▶ **DIRECTIONS**: From the entries that follow, list every line in which the string "Temperature" appears.

▶ **GIVEN RECORDS**:
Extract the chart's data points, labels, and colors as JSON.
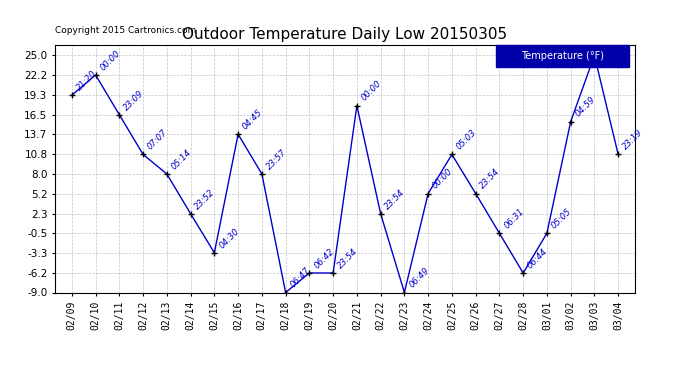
{
  "title": "Outdoor Temperature Daily Low 20150305",
  "copyright": "Copyright 2015 Cartronics.com",
  "legend_label": "Temperature (°F)",
  "x_labels": [
    "02/09",
    "02/10",
    "02/11",
    "02/12",
    "02/13",
    "02/14",
    "02/15",
    "02/16",
    "02/17",
    "02/18",
    "02/19",
    "02/20",
    "02/21",
    "02/22",
    "02/23",
    "02/24",
    "02/25",
    "02/26",
    "02/27",
    "02/28",
    "03/01",
    "03/02",
    "03/03",
    "03/04"
  ],
  "y_values": [
    19.3,
    22.2,
    16.5,
    10.8,
    8.0,
    2.3,
    -3.3,
    13.7,
    8.0,
    -9.0,
    -6.2,
    -6.2,
    17.8,
    2.3,
    -9.0,
    5.2,
    10.8,
    5.2,
    -0.5,
    -6.2,
    -0.5,
    15.5,
    25.0,
    10.8
  ],
  "time_labels": [
    "21:20",
    "00:00",
    "23:09",
    "07:07",
    "05:14",
    "23:52",
    "04:30",
    "04:45",
    "23:57",
    "06:47",
    "06:42",
    "23:54",
    "00:00",
    "23:54",
    "06:49",
    "00:00",
    "05:03",
    "23:54",
    "06:31",
    "06:44",
    "05:05",
    "04:59",
    "",
    "23:19"
  ],
  "y_ticks": [
    25.0,
    22.2,
    19.3,
    16.5,
    13.7,
    10.8,
    8.0,
    5.2,
    2.3,
    -0.5,
    -3.3,
    -6.2,
    -9.0
  ],
  "line_color": "#0000cc",
  "marker_color": "#000000",
  "grid_color": "#aaaaaa",
  "bg_color": "#ffffff",
  "legend_bg": "#0000aa",
  "legend_text_color": "#ffffff",
  "title_color": "#000000",
  "label_color": "#0000cc",
  "copyright_color": "#000000",
  "figsize": [
    6.9,
    3.75
  ],
  "dpi": 100
}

▶ **CORRECT ANSWER**:
  "title": "Outdoor Temperature Daily Low 20150305",
  "legend_label": "Temperature (°F)",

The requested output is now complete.